[Dataset records]
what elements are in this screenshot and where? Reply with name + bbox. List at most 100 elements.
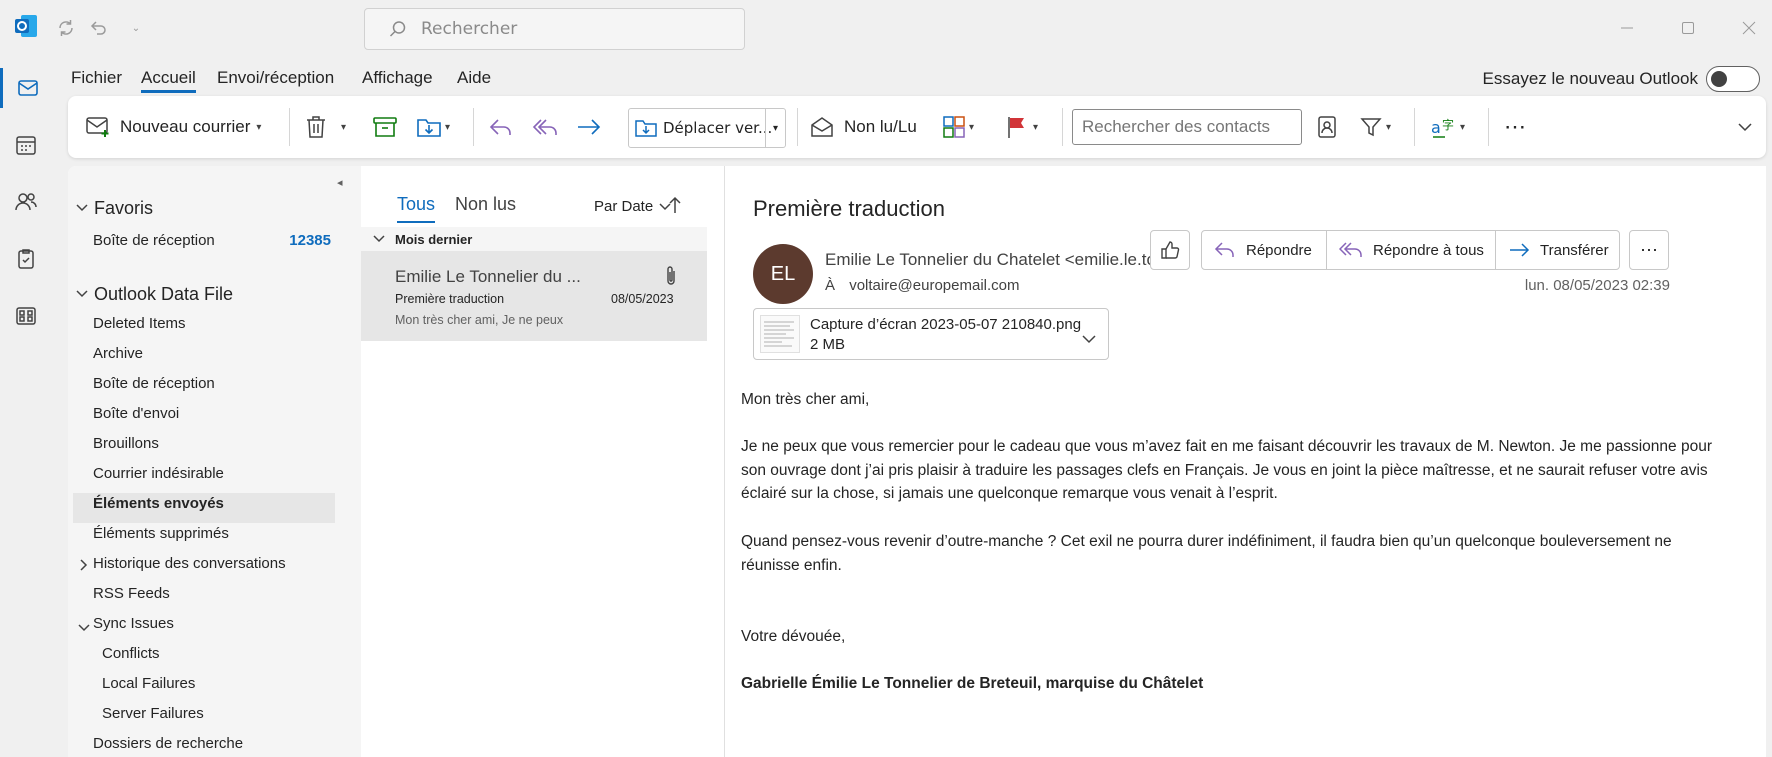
- categorize-button[interactable]: ▾: [942, 96, 974, 158]
- svg-text:字: 字: [1442, 117, 1454, 132]
- categorize-dropdown-icon[interactable]: ▾: [969, 122, 974, 133]
- attachment-name: Capture d’écran 2023-05-07 210840.png: [810, 316, 1082, 333]
- search-box[interactable]: Rechercher: [364, 8, 745, 50]
- favorite-inbox[interactable]: Boîte de réception 12385: [93, 232, 331, 249]
- tasks-app-icon[interactable]: [0, 239, 52, 279]
- tab-all[interactable]: Tous: [397, 194, 436, 223]
- menu-fichier[interactable]: Fichier: [71, 68, 122, 88]
- move-folder-dropdown-icon[interactable]: ▾: [445, 122, 450, 133]
- reply-icon: [1214, 242, 1234, 257]
- maximize-icon[interactable]: [1673, 14, 1703, 42]
- address-book-button[interactable]: [1316, 96, 1338, 158]
- move-to-folder-button[interactable]: ▾: [417, 96, 450, 158]
- menu-envoi-reception[interactable]: Envoi/réception: [217, 68, 334, 88]
- like-button[interactable]: [1150, 230, 1190, 270]
- folder-search-folders[interactable]: Dossiers de recherche: [93, 735, 243, 752]
- chevron-down-icon[interactable]: [78, 618, 90, 637]
- avatar[interactable]: EL: [753, 244, 813, 304]
- attachment-thumbnail-icon: [760, 315, 800, 353]
- delete-button[interactable]: ▾: [305, 96, 346, 158]
- menu-aide[interactable]: Aide: [457, 68, 491, 88]
- folder-drafts[interactable]: Brouillons: [93, 435, 159, 452]
- folder-sync-issues[interactable]: Sync Issues: [93, 615, 174, 632]
- archive-button[interactable]: [373, 96, 397, 158]
- reply-ribbon-button[interactable]: [488, 96, 514, 158]
- attachment-chevron-down-icon[interactable]: [1082, 329, 1096, 348]
- minimize-icon[interactable]: [1612, 14, 1642, 42]
- try-new-outlook-toggle[interactable]: [1706, 66, 1760, 92]
- more-apps-icon[interactable]: [0, 296, 52, 336]
- collapse-folder-pane-icon[interactable]: ◂: [337, 176, 343, 189]
- email-to[interactable]: voltaire@europemail.com: [849, 277, 1019, 294]
- close-icon[interactable]: [1734, 14, 1764, 42]
- folder-inbox[interactable]: Boîte de réception: [93, 375, 215, 392]
- mail-app-icon[interactable]: [0, 68, 52, 108]
- folder-sent-items[interactable]: Éléments envoyés: [93, 495, 224, 512]
- favorites-header[interactable]: Favoris: [76, 198, 153, 219]
- more-actions-icon[interactable]: ⋯: [1629, 230, 1669, 270]
- new-mail-label: Nouveau courrier: [120, 117, 251, 136]
- folder-conflicts[interactable]: Conflicts: [102, 645, 160, 662]
- move-to-chevron-icon[interactable]: ▾: [765, 109, 785, 147]
- email-greeting: Mon très cher ami,: [741, 391, 870, 408]
- contact-search-input[interactable]: Rechercher des contacts: [1072, 109, 1302, 145]
- folder-junk[interactable]: Courrier indésirable: [93, 465, 224, 482]
- filter-dropdown-icon[interactable]: ▾: [1386, 122, 1391, 133]
- attachment-card[interactable]: Capture d’écran 2023-05-07 210840.png 2 …: [753, 308, 1109, 360]
- folder-conversation-history[interactable]: Historique des conversations: [93, 555, 286, 572]
- folder-archive[interactable]: Archive: [93, 345, 143, 362]
- delete-dropdown-icon[interactable]: ▾: [341, 122, 346, 133]
- folder-deleted-items[interactable]: Deleted Items: [93, 315, 186, 332]
- folder-server-failures[interactable]: Server Failures: [102, 705, 204, 722]
- reply-button[interactable]: Répondre: [1201, 230, 1327, 270]
- move-to-dropdown[interactable]: Déplacer ver... ▾: [628, 108, 786, 148]
- app-rail: [0, 56, 52, 757]
- reply-all-icon: [1339, 242, 1362, 257]
- try-new-outlook-label: Essayez le nouveau Outlook: [1482, 69, 1698, 88]
- flag-button[interactable]: ▾: [1006, 96, 1038, 158]
- forward-button[interactable]: Transférer: [1495, 230, 1620, 270]
- folder-local-failures[interactable]: Local Failures: [102, 675, 195, 692]
- filter-button[interactable]: ▾: [1360, 96, 1391, 158]
- address-book-icon: [1318, 116, 1336, 138]
- read-unread-button[interactable]: Non lu/Lu: [810, 96, 917, 158]
- ribbon: Nouveau courrier ▾ ▾ ▾ Déplacer ver... ▾…: [68, 96, 1766, 158]
- reply-all-button[interactable]: Répondre à tous: [1326, 230, 1496, 270]
- thumbs-up-icon: [1161, 241, 1180, 259]
- quick-access-dropdown-icon[interactable]: ⌄: [122, 14, 150, 42]
- translate-icon: a字: [1431, 117, 1454, 138]
- undo-icon[interactable]: [84, 14, 112, 42]
- group-label: Mois dernier: [395, 231, 473, 247]
- new-mail-button[interactable]: Nouveau courrier ▾: [86, 96, 261, 158]
- group-header[interactable]: Mois dernier: [361, 227, 707, 251]
- menu-accueil[interactable]: Accueil: [141, 68, 196, 93]
- flag-dropdown-icon[interactable]: ▾: [1033, 122, 1038, 133]
- translate-dropdown-icon[interactable]: ▾: [1460, 122, 1465, 133]
- message-sender: Emilie Le Tonnelier du ...: [395, 267, 581, 286]
- more-ribbon-icon[interactable]: ⋯: [1504, 96, 1528, 158]
- move-to-label: Déplacer ver...: [663, 119, 773, 137]
- forward-ribbon-button[interactable]: [576, 96, 602, 158]
- people-app-icon[interactable]: [0, 182, 52, 222]
- calendar-app-icon[interactable]: [0, 125, 52, 165]
- try-new-outlook: Essayez le nouveau Outlook: [1483, 66, 1760, 92]
- folder-pane: ◂ Favoris Boîte de réception 12385 Outlo…: [68, 166, 361, 757]
- sort-direction-icon[interactable]: [668, 196, 682, 218]
- sync-icon[interactable]: [52, 14, 80, 42]
- menu-affichage[interactable]: Affichage: [362, 68, 433, 88]
- folder-deleted[interactable]: Éléments supprimés: [93, 525, 229, 542]
- new-mail-dropdown-icon[interactable]: ▾: [256, 122, 261, 133]
- chevron-right-icon[interactable]: [79, 556, 89, 575]
- list-item[interactable]: Emilie Le Tonnelier du ... Première trad…: [361, 251, 707, 341]
- collapse-ribbon-icon[interactable]: [1738, 96, 1752, 158]
- search-placeholder: Rechercher: [421, 19, 518, 39]
- email-from[interactable]: Emilie Le Tonnelier du Chatelet <emilie.…: [825, 250, 1165, 270]
- data-file-header[interactable]: Outlook Data File: [76, 284, 233, 305]
- delete-icon: [307, 116, 325, 138]
- translate-button[interactable]: a字 ▾: [1430, 96, 1465, 158]
- reply-all-ribbon-button[interactable]: [532, 96, 560, 158]
- folder-outbox[interactable]: Boîte d'envoi: [93, 405, 179, 422]
- tab-unread[interactable]: Non lus: [455, 194, 516, 215]
- sort-by-date-button[interactable]: Par Date: [594, 198, 671, 215]
- folder-rss-feeds[interactable]: RSS Feeds: [93, 585, 170, 602]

■ **AIM**: Reproduce the material with "Rechercher" replaced by "Search" everywhere it occurs, leaving everything else unchanged. Leave the pictures out of your answer.

■ **EXERCISE ANSWER**:
what elements are in this screenshot and where? Reply with name + bbox. List at most 100 elements.
- categorize-button[interactable]: ▾: [942, 96, 974, 158]
- svg-text:字: 字: [1442, 117, 1454, 132]
- categorize-dropdown-icon[interactable]: ▾: [969, 122, 974, 133]
- attachment-name: Capture d’écran 2023-05-07 210840.png: [810, 316, 1082, 333]
- search-box[interactable]: Search: [364, 8, 745, 50]
- favorite-inbox[interactable]: Boîte de réception 12385: [93, 232, 331, 249]
- tasks-app-icon[interactable]: [0, 239, 52, 279]
- tab-all[interactable]: Tous: [397, 194, 436, 223]
- menu-fichier[interactable]: Fichier: [71, 68, 122, 88]
- move-folder-dropdown-icon[interactable]: ▾: [445, 122, 450, 133]
- reply-icon: [1214, 242, 1234, 257]
- maximize-icon[interactable]: [1673, 14, 1703, 42]
- address-book-button[interactable]: [1316, 96, 1338, 158]
- move-to-folder-button[interactable]: ▾: [417, 96, 450, 158]
- menu-envoi-reception[interactable]: Envoi/réception: [217, 68, 334, 88]
- like-button[interactable]: [1150, 230, 1190, 270]
- folder-search-folders[interactable]: Dossiers de recherche: [93, 735, 243, 752]
- chevron-down-icon[interactable]: [78, 618, 90, 637]
- avatar[interactable]: EL: [753, 244, 813, 304]
- attachment-thumbnail-icon: [760, 315, 800, 353]
- delete-button[interactable]: ▾: [305, 96, 346, 158]
- menu-aide[interactable]: Aide: [457, 68, 491, 88]
- folder-drafts[interactable]: Brouillons: [93, 435, 159, 452]
- folder-sync-issues[interactable]: Sync Issues: [93, 615, 174, 632]
- archive-button[interactable]: [373, 96, 397, 158]
- reply-ribbon-button[interactable]: [488, 96, 514, 158]
- attachment-chevron-down-icon[interactable]: [1082, 329, 1096, 348]
- minimize-icon[interactable]: [1612, 14, 1642, 42]
- try-new-outlook-toggle[interactable]: [1706, 66, 1760, 92]
- more-apps-icon[interactable]: [0, 296, 52, 336]
- collapse-folder-pane-icon[interactable]: ◂: [337, 176, 343, 189]
- email-to[interactable]: voltaire@europemail.com: [849, 277, 1019, 294]
- close-icon[interactable]: [1734, 14, 1764, 42]
- folder-inbox[interactable]: Boîte de réception: [93, 375, 215, 392]
- mail-app-icon[interactable]: [0, 68, 52, 108]
- folder-sent-items[interactable]: Éléments envoyés: [93, 495, 224, 512]
- favorites-header[interactable]: Favoris: [76, 198, 153, 219]
- more-actions-icon[interactable]: ⋯: [1629, 230, 1669, 270]
- new-mail-label: Nouveau courrier: [120, 117, 251, 136]
- folder-conflicts[interactable]: Conflicts: [102, 645, 160, 662]
- move-to-chevron-icon[interactable]: ▾: [765, 109, 785, 147]
- email-greeting: Mon très cher ami,: [741, 391, 870, 408]
- contact-search-input[interactable]: Search des contacts: [1072, 109, 1302, 145]
- folder-junk[interactable]: Courrier indésirable: [93, 465, 224, 482]
- filter-dropdown-icon[interactable]: ▾: [1386, 122, 1391, 133]
- attachment-card[interactable]: Capture d’écran 2023-05-07 210840.png 2 …: [753, 308, 1109, 360]
- folder-conversation-history[interactable]: Historique des conversations: [93, 555, 286, 572]
- folder-archive[interactable]: Archive: [93, 345, 143, 362]
- delete-dropdown-icon[interactable]: ▾: [341, 122, 346, 133]
- folder-deleted-items[interactable]: Deleted Items: [93, 315, 186, 332]
- folder-server-failures[interactable]: Server Failures: [102, 705, 204, 722]
- reply-button[interactable]: Répondre: [1201, 230, 1327, 270]
- move-to-dropdown[interactable]: Déplacer ver... ▾: [628, 108, 786, 148]
- app-rail: [0, 56, 52, 757]
- reply-all-icon: [1339, 242, 1362, 257]
- try-new-outlook-label: Essayez le nouveau Outlook: [1482, 69, 1698, 88]
- flag-button[interactable]: ▾: [1006, 96, 1038, 158]
- forward-button[interactable]: Transférer: [1495, 230, 1620, 270]
- folder-local-failures[interactable]: Local Failures: [102, 675, 195, 692]
- filter-button[interactable]: ▾: [1360, 96, 1391, 158]
- address-book-icon: [1318, 116, 1336, 138]
- read-unread-button[interactable]: Non lu/Lu: [810, 96, 917, 158]
- ribbon: Nouveau courrier ▾ ▾ ▾ Déplacer ver... ▾…: [68, 96, 1766, 158]
- reply-all-button[interactable]: Répondre à tous: [1326, 230, 1496, 270]
- thumbs-up-icon: [1161, 241, 1180, 259]
- quick-access-dropdown-icon[interactable]: ⌄: [122, 14, 150, 42]
- translate-icon: a字: [1431, 117, 1454, 138]
- undo-icon[interactable]: [84, 14, 112, 42]
- group-label: Mois dernier: [395, 231, 473, 247]
- new-mail-button[interactable]: Nouveau courrier ▾: [86, 96, 261, 158]
- group-header[interactable]: Mois dernier: [361, 227, 707, 251]
- menu-accueil[interactable]: Accueil: [141, 68, 196, 93]
- flag-dropdown-icon[interactable]: ▾: [1033, 122, 1038, 133]
- translate-dropdown-icon[interactable]: ▾: [1460, 122, 1465, 133]
- message-sender: Emilie Le Tonnelier du ...: [395, 267, 581, 286]
- more-ribbon-icon[interactable]: ⋯: [1504, 96, 1528, 158]
- move-to-label: Déplacer ver...: [663, 119, 773, 137]
- forward-ribbon-button[interactable]: [576, 96, 602, 158]
- people-app-icon[interactable]: [0, 182, 52, 222]
- calendar-app-icon[interactable]: [0, 125, 52, 165]
- try-new-outlook: Essayez le nouveau Outlook: [1483, 66, 1760, 92]
- folder-pane: ◂ Favoris Boîte de réception 12385 Outlo…: [68, 166, 361, 757]
- sort-direction-icon[interactable]: [668, 196, 682, 218]
- sync-icon[interactable]: [52, 14, 80, 42]
- menu-affichage[interactable]: Affichage: [362, 68, 433, 88]
- folder-deleted[interactable]: Éléments supprimés: [93, 525, 229, 542]
- new-mail-dropdown-icon[interactable]: ▾: [256, 122, 261, 133]
- chevron-right-icon[interactable]: [79, 556, 89, 575]
- list-item[interactable]: Emilie Le Tonnelier du ... Première trad…: [361, 251, 707, 341]
- collapse-ribbon-icon[interactable]: [1738, 96, 1752, 158]
- search-placeholder: Search: [421, 19, 518, 39]
- email-from[interactable]: Emilie Le Tonnelier du Chatelet <emilie.…: [825, 250, 1165, 270]
- data-file-header[interactable]: Outlook Data File: [76, 284, 233, 305]
- delete-icon: [307, 116, 325, 138]
- translate-button[interactable]: a字 ▾: [1430, 96, 1465, 158]
- reply-all-ribbon-button[interactable]: [532, 96, 560, 158]
- folder-outbox[interactable]: Boîte d'envoi: [93, 405, 179, 422]
- tab-unread[interactable]: Non lus: [455, 194, 516, 215]
- sort-by-date-button[interactable]: Par Date: [594, 198, 671, 215]
- folder-rss-feeds[interactable]: RSS Feeds: [93, 585, 170, 602]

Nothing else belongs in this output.